THE EXERCISE:
Reproduce every record below line for line with no changes, and leave the pictures out of your answer.

(Dataset excerpt)

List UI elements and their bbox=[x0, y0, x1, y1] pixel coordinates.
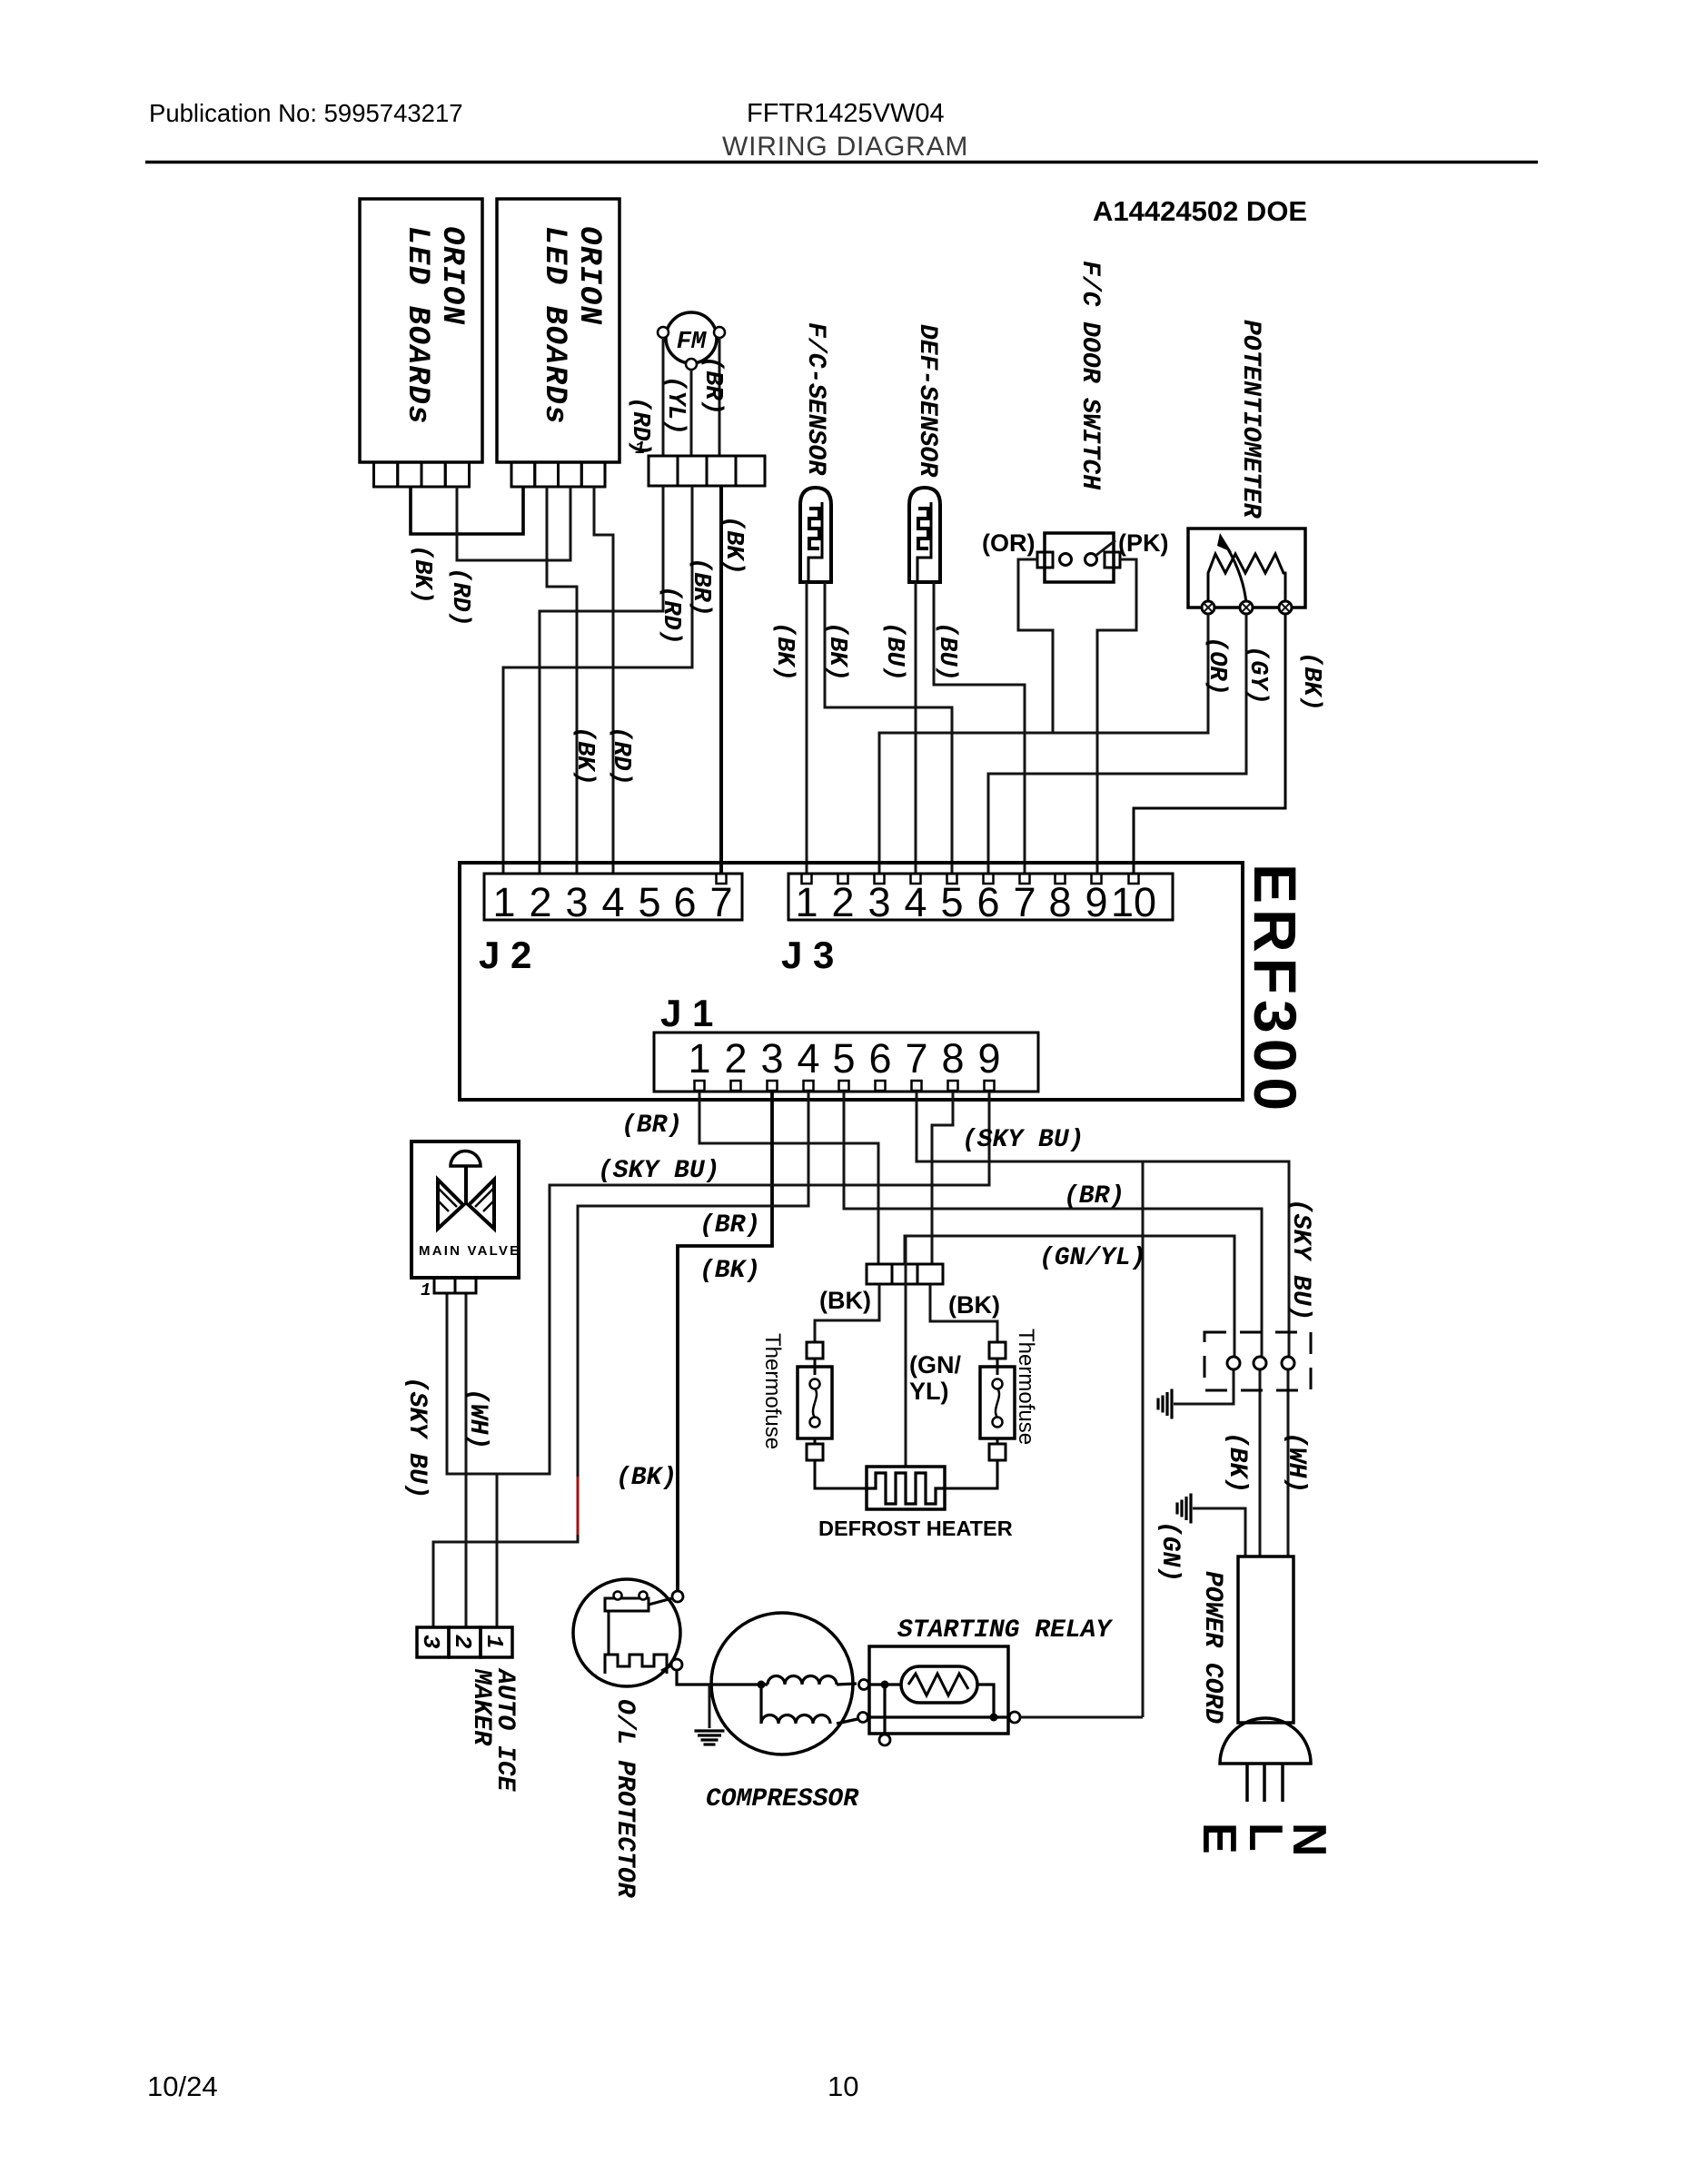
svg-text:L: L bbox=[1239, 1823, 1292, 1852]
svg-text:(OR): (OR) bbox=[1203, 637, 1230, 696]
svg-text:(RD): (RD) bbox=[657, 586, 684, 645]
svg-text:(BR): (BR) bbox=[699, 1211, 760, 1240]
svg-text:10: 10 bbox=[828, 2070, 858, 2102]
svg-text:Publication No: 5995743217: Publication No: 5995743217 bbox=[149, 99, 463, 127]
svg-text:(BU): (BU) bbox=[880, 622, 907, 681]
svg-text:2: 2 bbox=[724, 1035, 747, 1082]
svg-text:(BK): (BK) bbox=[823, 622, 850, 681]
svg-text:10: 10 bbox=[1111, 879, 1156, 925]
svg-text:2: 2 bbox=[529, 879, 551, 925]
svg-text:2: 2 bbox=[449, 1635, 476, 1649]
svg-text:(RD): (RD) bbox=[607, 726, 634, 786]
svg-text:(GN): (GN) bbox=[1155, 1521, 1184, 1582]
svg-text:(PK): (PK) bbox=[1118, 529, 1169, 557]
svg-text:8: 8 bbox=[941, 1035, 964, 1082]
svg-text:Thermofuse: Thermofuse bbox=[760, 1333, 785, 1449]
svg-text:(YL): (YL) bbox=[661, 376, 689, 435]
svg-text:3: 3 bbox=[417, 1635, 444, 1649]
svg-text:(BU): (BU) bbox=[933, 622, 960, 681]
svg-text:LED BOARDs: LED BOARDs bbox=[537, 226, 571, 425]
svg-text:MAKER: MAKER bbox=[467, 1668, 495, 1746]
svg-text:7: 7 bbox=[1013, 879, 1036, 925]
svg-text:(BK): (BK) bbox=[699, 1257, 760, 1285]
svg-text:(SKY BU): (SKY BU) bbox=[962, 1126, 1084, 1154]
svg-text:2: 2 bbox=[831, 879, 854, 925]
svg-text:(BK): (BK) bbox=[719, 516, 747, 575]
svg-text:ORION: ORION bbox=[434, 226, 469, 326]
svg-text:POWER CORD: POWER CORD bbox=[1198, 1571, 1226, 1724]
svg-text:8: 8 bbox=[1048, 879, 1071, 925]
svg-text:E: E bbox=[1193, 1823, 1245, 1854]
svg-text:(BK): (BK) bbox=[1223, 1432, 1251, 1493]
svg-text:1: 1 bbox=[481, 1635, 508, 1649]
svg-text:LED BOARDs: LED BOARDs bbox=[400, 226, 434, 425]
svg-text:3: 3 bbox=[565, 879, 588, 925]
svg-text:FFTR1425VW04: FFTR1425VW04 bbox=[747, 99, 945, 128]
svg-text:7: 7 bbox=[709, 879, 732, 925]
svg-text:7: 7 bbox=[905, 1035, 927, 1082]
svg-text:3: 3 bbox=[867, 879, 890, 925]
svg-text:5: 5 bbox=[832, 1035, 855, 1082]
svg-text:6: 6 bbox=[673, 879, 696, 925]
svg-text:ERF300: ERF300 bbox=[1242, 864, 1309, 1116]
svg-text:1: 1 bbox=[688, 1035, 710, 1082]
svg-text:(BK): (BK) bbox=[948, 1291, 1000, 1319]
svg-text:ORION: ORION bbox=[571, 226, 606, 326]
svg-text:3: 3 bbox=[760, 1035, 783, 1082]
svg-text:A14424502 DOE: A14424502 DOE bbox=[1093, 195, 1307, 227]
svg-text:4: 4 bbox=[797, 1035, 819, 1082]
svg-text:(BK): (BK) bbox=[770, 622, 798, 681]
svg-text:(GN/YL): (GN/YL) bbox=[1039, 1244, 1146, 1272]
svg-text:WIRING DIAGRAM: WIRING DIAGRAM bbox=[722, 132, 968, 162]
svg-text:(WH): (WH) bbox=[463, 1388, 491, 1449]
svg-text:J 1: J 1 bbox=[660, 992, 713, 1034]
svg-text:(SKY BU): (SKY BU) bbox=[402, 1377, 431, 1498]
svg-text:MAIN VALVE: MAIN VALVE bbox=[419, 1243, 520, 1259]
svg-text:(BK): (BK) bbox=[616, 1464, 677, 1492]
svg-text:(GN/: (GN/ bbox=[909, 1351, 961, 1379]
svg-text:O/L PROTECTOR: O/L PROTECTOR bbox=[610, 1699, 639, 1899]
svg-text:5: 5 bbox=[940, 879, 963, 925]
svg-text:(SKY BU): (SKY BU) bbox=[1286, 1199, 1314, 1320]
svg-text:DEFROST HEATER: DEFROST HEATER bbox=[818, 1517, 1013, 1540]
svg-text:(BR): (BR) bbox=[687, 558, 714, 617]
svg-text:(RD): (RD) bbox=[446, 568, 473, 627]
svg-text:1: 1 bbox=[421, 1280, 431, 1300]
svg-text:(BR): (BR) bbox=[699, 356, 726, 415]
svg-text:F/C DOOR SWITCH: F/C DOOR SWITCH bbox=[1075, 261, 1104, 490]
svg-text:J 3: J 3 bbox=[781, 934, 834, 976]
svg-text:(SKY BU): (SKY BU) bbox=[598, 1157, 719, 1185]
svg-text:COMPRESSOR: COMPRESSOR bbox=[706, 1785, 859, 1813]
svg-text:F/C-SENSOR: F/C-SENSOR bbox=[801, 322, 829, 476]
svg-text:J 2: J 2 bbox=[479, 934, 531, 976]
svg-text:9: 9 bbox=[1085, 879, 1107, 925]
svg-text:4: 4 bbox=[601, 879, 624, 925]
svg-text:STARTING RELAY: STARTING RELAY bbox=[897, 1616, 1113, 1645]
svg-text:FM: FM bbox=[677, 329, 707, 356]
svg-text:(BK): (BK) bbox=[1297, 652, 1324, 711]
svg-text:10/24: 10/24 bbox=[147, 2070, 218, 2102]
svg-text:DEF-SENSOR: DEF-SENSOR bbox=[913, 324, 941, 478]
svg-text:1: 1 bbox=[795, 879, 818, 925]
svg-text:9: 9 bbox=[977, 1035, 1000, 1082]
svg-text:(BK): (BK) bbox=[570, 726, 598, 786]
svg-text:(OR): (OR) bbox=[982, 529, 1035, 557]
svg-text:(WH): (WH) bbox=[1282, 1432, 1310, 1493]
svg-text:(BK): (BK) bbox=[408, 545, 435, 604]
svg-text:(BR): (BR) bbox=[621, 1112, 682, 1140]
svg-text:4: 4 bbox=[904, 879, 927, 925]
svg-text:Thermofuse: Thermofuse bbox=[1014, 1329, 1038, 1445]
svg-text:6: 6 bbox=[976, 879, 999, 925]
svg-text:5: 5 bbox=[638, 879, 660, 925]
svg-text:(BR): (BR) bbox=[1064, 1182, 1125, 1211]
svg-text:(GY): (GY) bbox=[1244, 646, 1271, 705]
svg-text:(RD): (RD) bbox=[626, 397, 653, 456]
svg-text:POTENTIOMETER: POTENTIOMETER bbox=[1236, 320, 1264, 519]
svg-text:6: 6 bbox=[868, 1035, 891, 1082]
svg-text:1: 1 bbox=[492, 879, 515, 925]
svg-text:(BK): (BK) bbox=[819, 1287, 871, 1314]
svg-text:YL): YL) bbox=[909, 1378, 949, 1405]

WRITTEN SOLUTION:
List UI elements and their bbox=[x0, y0, x1, y1] pixel coordinates.
svg-text:L: L bbox=[1239, 1823, 1292, 1852]
svg-text:(OR): (OR) bbox=[1203, 637, 1230, 696]
svg-text:(RD): (RD) bbox=[657, 586, 684, 645]
svg-text:(BR): (BR) bbox=[699, 1211, 760, 1240]
svg-text:10: 10 bbox=[828, 2070, 858, 2102]
svg-text:Publication No: 5995743217: Publication No: 5995743217 bbox=[149, 99, 463, 127]
svg-text:(BU): (BU) bbox=[880, 622, 907, 681]
svg-text:2: 2 bbox=[724, 1035, 747, 1082]
svg-text:(BK): (BK) bbox=[823, 622, 850, 681]
svg-text:10: 10 bbox=[1111, 879, 1156, 925]
svg-text:2: 2 bbox=[529, 879, 551, 925]
svg-text:2: 2 bbox=[449, 1635, 476, 1649]
svg-text:(RD): (RD) bbox=[607, 726, 634, 786]
svg-text:(GN): (GN) bbox=[1155, 1521, 1184, 1582]
svg-text:(PK): (PK) bbox=[1118, 529, 1169, 557]
svg-text:8: 8 bbox=[941, 1035, 964, 1082]
svg-text:Thermofuse: Thermofuse bbox=[760, 1333, 785, 1449]
svg-text:(YL): (YL) bbox=[661, 376, 689, 435]
svg-text:3: 3 bbox=[417, 1635, 444, 1649]
svg-text:(BU): (BU) bbox=[933, 622, 960, 681]
svg-text:LED BOARDs: LED BOARDs bbox=[537, 226, 571, 425]
svg-text:MAKER: MAKER bbox=[467, 1668, 495, 1746]
svg-text:7: 7 bbox=[1013, 879, 1036, 925]
svg-text:(BK): (BK) bbox=[699, 1257, 760, 1285]
svg-text:(SKY BU): (SKY BU) bbox=[962, 1126, 1084, 1154]
svg-text:2: 2 bbox=[831, 879, 854, 925]
svg-text:(BK): (BK) bbox=[719, 516, 747, 575]
svg-text:ORION: ORION bbox=[434, 226, 469, 326]
svg-text:POWER CORD: POWER CORD bbox=[1198, 1571, 1226, 1724]
svg-text:8: 8 bbox=[1048, 879, 1071, 925]
svg-text:E: E bbox=[1193, 1823, 1245, 1854]
svg-text:(BK): (BK) bbox=[1223, 1432, 1251, 1493]
svg-text:1: 1 bbox=[481, 1635, 508, 1649]
svg-text:LED BOARDs: LED BOARDs bbox=[400, 226, 434, 425]
svg-text:3: 3 bbox=[565, 879, 588, 925]
svg-text:FFTR1425VW04: FFTR1425VW04 bbox=[747, 99, 945, 128]
svg-text:7: 7 bbox=[709, 879, 732, 925]
svg-text:7: 7 bbox=[905, 1035, 927, 1082]
svg-text:3: 3 bbox=[867, 879, 890, 925]
svg-text:5: 5 bbox=[832, 1035, 855, 1082]
svg-text:6: 6 bbox=[673, 879, 696, 925]
svg-text:ERF300: ERF300 bbox=[1242, 864, 1309, 1116]
svg-text:1: 1 bbox=[688, 1035, 710, 1082]
svg-text:(BK): (BK) bbox=[948, 1291, 1000, 1319]
svg-text:ORION: ORION bbox=[571, 226, 606, 326]
svg-text:3: 3 bbox=[760, 1035, 783, 1082]
svg-text:A14424502 DOE: A14424502 DOE bbox=[1093, 195, 1307, 227]
svg-text:4: 4 bbox=[797, 1035, 819, 1082]
svg-text:(BK): (BK) bbox=[770, 622, 798, 681]
svg-text:(GN/YL): (GN/YL) bbox=[1039, 1244, 1146, 1272]
svg-text:WIRING DIAGRAM: WIRING DIAGRAM bbox=[722, 132, 968, 162]
svg-text:(WH): (WH) bbox=[463, 1388, 491, 1449]
svg-text:J 1: J 1 bbox=[660, 992, 713, 1034]
svg-text:(SKY BU): (SKY BU) bbox=[402, 1377, 431, 1498]
svg-text:MAIN VALVE: MAIN VALVE bbox=[419, 1243, 520, 1259]
svg-text:(BK): (BK) bbox=[616, 1464, 677, 1492]
svg-text:(GN/: (GN/ bbox=[909, 1351, 961, 1379]
svg-text:O/L PROTECTOR: O/L PROTECTOR bbox=[610, 1699, 639, 1899]
svg-text:5: 5 bbox=[940, 879, 963, 925]
svg-text:(SKY BU): (SKY BU) bbox=[1286, 1199, 1314, 1320]
svg-text:DEFROST HEATER: DEFROST HEATER bbox=[818, 1517, 1013, 1540]
svg-text:(BR): (BR) bbox=[687, 558, 714, 617]
svg-text:(RD): (RD) bbox=[446, 568, 473, 627]
svg-text:1: 1 bbox=[421, 1280, 431, 1300]
svg-text:(BR): (BR) bbox=[699, 356, 726, 415]
svg-text:F/C DOOR SWITCH: F/C DOOR SWITCH bbox=[1075, 261, 1104, 490]
svg-text:J 3: J 3 bbox=[781, 934, 834, 976]
svg-text:(SKY BU): (SKY BU) bbox=[598, 1157, 719, 1185]
svg-text:COMPRESSOR: COMPRESSOR bbox=[706, 1785, 859, 1813]
svg-text:F/C-SENSOR: F/C-SENSOR bbox=[801, 322, 829, 476]
svg-text:J 2: J 2 bbox=[479, 934, 531, 976]
svg-text:9: 9 bbox=[1085, 879, 1107, 925]
svg-text:4: 4 bbox=[601, 879, 624, 925]
svg-text:STARTING RELAY: STARTING RELAY bbox=[897, 1616, 1113, 1645]
svg-text:FM: FM bbox=[677, 329, 707, 356]
svg-text:(BK): (BK) bbox=[1297, 652, 1324, 711]
svg-text:10/24: 10/24 bbox=[147, 2070, 218, 2102]
svg-text:DEF-SENSOR: DEF-SENSOR bbox=[913, 324, 941, 478]
svg-text:1: 1 bbox=[795, 879, 818, 925]
svg-text:9: 9 bbox=[977, 1035, 1000, 1082]
svg-text:(BK): (BK) bbox=[570, 726, 598, 786]
svg-text:(OR): (OR) bbox=[982, 529, 1035, 557]
svg-text:(WH): (WH) bbox=[1282, 1432, 1310, 1493]
svg-text:(BK): (BK) bbox=[408, 545, 435, 604]
svg-text:(BR): (BR) bbox=[621, 1112, 682, 1140]
svg-text:4: 4 bbox=[904, 879, 927, 925]
svg-text:Thermofuse: Thermofuse bbox=[1014, 1329, 1038, 1445]
svg-text:6: 6 bbox=[976, 879, 999, 925]
svg-text:5: 5 bbox=[638, 879, 660, 925]
svg-text:(BR): (BR) bbox=[1064, 1182, 1125, 1211]
svg-text:(GY): (GY) bbox=[1244, 646, 1271, 705]
svg-text:(RD): (RD) bbox=[626, 397, 653, 456]
svg-text:POTENTIOMETER: POTENTIOMETER bbox=[1236, 320, 1264, 519]
svg-text:6: 6 bbox=[868, 1035, 891, 1082]
svg-text:1: 1 bbox=[492, 879, 515, 925]
svg-text:(BK): (BK) bbox=[819, 1287, 871, 1314]
svg-text:YL): YL) bbox=[909, 1378, 949, 1405]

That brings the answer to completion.